[Dataset entries on figures]
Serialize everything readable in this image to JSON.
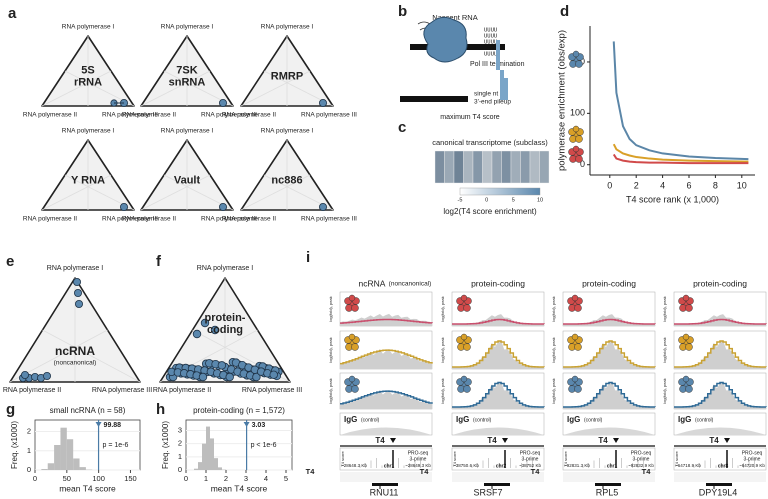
{
  "figure": {
    "a": {
      "label": "a",
      "pol1": "RNA polymerase I",
      "pol2": "RNA polymerase II",
      "pol3": "RNA polymerase III",
      "names": [
        [
          "5S",
          "rRNA"
        ],
        [
          "7SK",
          "snRNA"
        ],
        [
          "RMRP"
        ],
        [
          "Y RNA"
        ],
        [
          "Vault"
        ],
        [
          "nc886"
        ]
      ]
    },
    "b": {
      "label": "b",
      "nascent": "Nascent RNA",
      "u": "UUUU",
      "termination": "Pol III termination",
      "pileup": [
        "single nt",
        "3'-end pileup"
      ],
      "max": "maximum T4 score"
    },
    "c": {
      "label": "c",
      "title": "canonical transcriptome (subclass)",
      "ticks": [
        -5,
        0,
        5,
        10
      ],
      "legend": "log2(T4 score enrichment)"
    },
    "d": {
      "label": "d"
    },
    "e": {
      "label": "e",
      "name": [
        "ncRNA",
        "(noncanonical)"
      ]
    },
    "f": {
      "label": "f",
      "name": [
        "protein-",
        "coding"
      ]
    },
    "g": {
      "label": "g"
    },
    "h": {
      "label": "h"
    },
    "i": {
      "label": "i",
      "igg": "IgG",
      "control": "(control)",
      "t4": "T4",
      "axis": "log(fold), peak",
      "proseq": [
        "PRO-seq",
        "3-prime"
      ],
      "t4score": "T4 score",
      "columns": [
        {
          "title": "ncRNA",
          "subtitle": "(noncanonical)",
          "start": "~28648.3 Kb",
          "end": "~28649.3 Kb",
          "chr": "chr1",
          "gene": "RNU11"
        },
        {
          "title": "protein-coding",
          "start": "~38750.6 Kb",
          "end": "~38752 Kb",
          "chr": "chr2",
          "gene": "SRSF7"
        },
        {
          "title": "protein-coding",
          "start": "~92831.3 Kb",
          "end": "~92832.9 Kb",
          "chr": "chr1",
          "gene": "RPL5"
        },
        {
          "title": "protein-coding",
          "start": "~64718.9 Kb",
          "end": "~64720.9 Kb",
          "chr": "chr8",
          "gene": "DPY19L4"
        }
      ]
    }
  },
  "chart_data": [
    {
      "type": "line",
      "xlabel": "T4 score rank (x 1,000)",
      "ylabel": "polymerase enrichment (obs/exp)",
      "x": [
        0.3,
        0.5,
        1,
        1.5,
        2,
        3,
        4,
        6,
        8,
        10.5
      ],
      "series": [
        {
          "color": "#5b86a8",
          "values": [
            240,
            140,
            75,
            50,
            38,
            28,
            22,
            16,
            13,
            11
          ]
        },
        {
          "color": "#d9a028",
          "values": [
            40,
            30,
            22,
            18,
            15,
            12,
            10,
            8,
            7,
            6
          ]
        },
        {
          "color": "#d14a4a",
          "values": [
            20,
            12,
            8,
            6,
            5,
            4,
            4,
            3,
            3,
            3
          ]
        }
      ],
      "xlim": [
        -1.5,
        11
      ],
      "xticks": [
        0,
        2,
        4,
        6,
        8,
        10
      ],
      "ylim": [
        -20,
        270
      ],
      "yticks": [
        0,
        100,
        200
      ]
    },
    {
      "type": "histogram",
      "title": "small ncRNA (n = 58)",
      "xlabel": "mean T4 score",
      "ylabel": "Freq. (x1000)",
      "bins": [
        10,
        20,
        30,
        40,
        50,
        60,
        70,
        80,
        90
      ],
      "counts": [
        0.05,
        0.35,
        1.3,
        2.2,
        1.6,
        0.6,
        0.15,
        0.02
      ],
      "color": "#bdbdbd",
      "xlim": [
        0,
        165
      ],
      "xticks": [
        0,
        50,
        100,
        150
      ],
      "ylim": [
        0,
        2.6
      ],
      "yticks": [
        0,
        1,
        2
      ],
      "observed": 99.88,
      "p_label": "p = 1e-6",
      "marker_color": "#4a7ba6"
    },
    {
      "type": "histogram",
      "title": "protein-coding (n = 1,572)",
      "xlabel": "mean T4 score",
      "ylabel": "Freq. (x1000)",
      "bins": [
        0.4,
        0.6,
        0.8,
        1.0,
        1.2,
        1.4,
        1.6,
        1.8,
        2.0
      ],
      "counts": [
        0.1,
        0.6,
        2.0,
        3.3,
        2.4,
        0.9,
        0.2,
        0.03
      ],
      "color": "#bdbdbd",
      "xlim": [
        0,
        5.3
      ],
      "xticks": [
        0,
        1,
        2,
        3,
        4,
        5
      ],
      "ylim": [
        0,
        3.8
      ],
      "yticks": [
        0,
        1,
        2,
        3
      ],
      "observed": 3.03,
      "p_label": "p < 1e-6",
      "marker_color": "#4a7ba6"
    }
  ]
}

*TASK DETAILS*. Retype every record above exactly as written, but leave out the pictures.

*OUTPUT OF THE EXERCISE*.
Serialize everything readable in this image to JSON.
{
  "figure": {
    "a": {
      "label": "a",
      "pol1": "RNA polymerase I",
      "pol2": "RNA polymerase II",
      "pol3": "RNA polymerase III",
      "names": [
        [
          "5S",
          "rRNA"
        ],
        [
          "7SK",
          "snRNA"
        ],
        [
          "RMRP"
        ],
        [
          "Y RNA"
        ],
        [
          "Vault"
        ],
        [
          "nc886"
        ]
      ]
    },
    "b": {
      "label": "b",
      "nascent": "Nascent RNA",
      "u": "UUUU",
      "termination": "Pol III termination",
      "pileup": [
        "single nt",
        "3'-end pileup"
      ],
      "max": "maximum T4 score"
    },
    "c": {
      "label": "c",
      "title": "canonical transcriptome (subclass)",
      "ticks": [
        -5,
        0,
        5,
        10
      ],
      "legend": "log2(T4 score enrichment)"
    },
    "d": {
      "label": "d"
    },
    "e": {
      "label": "e",
      "name": [
        "ncRNA",
        "(noncanonical)"
      ]
    },
    "f": {
      "label": "f",
      "name": [
        "protein-",
        "coding"
      ]
    },
    "g": {
      "label": "g"
    },
    "h": {
      "label": "h"
    },
    "i": {
      "label": "i",
      "igg": "IgG",
      "control": "(control)",
      "t4": "T4",
      "axis": "log(fold), peak",
      "proseq": [
        "PRO-seq",
        "3-prime"
      ],
      "t4score": "T4 score",
      "columns": [
        {
          "title": "ncRNA",
          "subtitle": "(noncanonical)",
          "start": "~28648.3 Kb",
          "end": "~28649.3 Kb",
          "chr": "chr1",
          "gene": "RNU11"
        },
        {
          "title": "protein-coding",
          "start": "~38750.6 Kb",
          "end": "~38752 Kb",
          "chr": "chr2",
          "gene": "SRSF7"
        },
        {
          "title": "protein-coding",
          "start": "~92831.3 Kb",
          "end": "~92832.9 Kb",
          "chr": "chr1",
          "gene": "RPL5"
        },
        {
          "title": "protein-coding",
          "start": "~64718.9 Kb",
          "end": "~64720.9 Kb",
          "chr": "chr8",
          "gene": "DPY19L4"
        }
      ]
    }
  },
  "chart_data": [
    {
      "type": "line",
      "xlabel": "T4 score rank (x 1,000)",
      "ylabel": "polymerase enrichment (obs/exp)",
      "x": [
        0.3,
        0.5,
        1,
        1.5,
        2,
        3,
        4,
        6,
        8,
        10.5
      ],
      "series": [
        {
          "color": "#5b86a8",
          "values": [
            240,
            140,
            75,
            50,
            38,
            28,
            22,
            16,
            13,
            11
          ]
        },
        {
          "color": "#d9a028",
          "values": [
            40,
            30,
            22,
            18,
            15,
            12,
            10,
            8,
            7,
            6
          ]
        },
        {
          "color": "#d14a4a",
          "values": [
            20,
            12,
            8,
            6,
            5,
            4,
            4,
            3,
            3,
            3
          ]
        }
      ],
      "xlim": [
        -1.5,
        11
      ],
      "xticks": [
        0,
        2,
        4,
        6,
        8,
        10
      ],
      "ylim": [
        -20,
        270
      ],
      "yticks": [
        0,
        100,
        200
      ]
    },
    {
      "type": "histogram",
      "title": "small ncRNA (n = 58)",
      "xlabel": "mean T4 score",
      "ylabel": "Freq. (x1000)",
      "bins": [
        10,
        20,
        30,
        40,
        50,
        60,
        70,
        80,
        90
      ],
      "counts": [
        0.05,
        0.35,
        1.3,
        2.2,
        1.6,
        0.6,
        0.15,
        0.02
      ],
      "color": "#bdbdbd",
      "xlim": [
        0,
        165
      ],
      "xticks": [
        0,
        50,
        100,
        150
      ],
      "ylim": [
        0,
        2.6
      ],
      "yticks": [
        0,
        1,
        2
      ],
      "observed": 99.88,
      "p_label": "p = 1e-6",
      "marker_color": "#4a7ba6"
    },
    {
      "type": "histogram",
      "title": "protein-coding (n = 1,572)",
      "xlabel": "mean T4 score",
      "ylabel": "Freq. (x1000)",
      "bins": [
        0.4,
        0.6,
        0.8,
        1.0,
        1.2,
        1.4,
        1.6,
        1.8,
        2.0
      ],
      "counts": [
        0.1,
        0.6,
        2.0,
        3.3,
        2.4,
        0.9,
        0.2,
        0.03
      ],
      "color": "#bdbdbd",
      "xlim": [
        0,
        5.3
      ],
      "xticks": [
        0,
        1,
        2,
        3,
        4,
        5
      ],
      "ylim": [
        0,
        3.8
      ],
      "yticks": [
        0,
        1,
        2,
        3
      ],
      "observed": 3.03,
      "p_label": "p < 1e-6",
      "marker_color": "#4a7ba6"
    }
  ]
}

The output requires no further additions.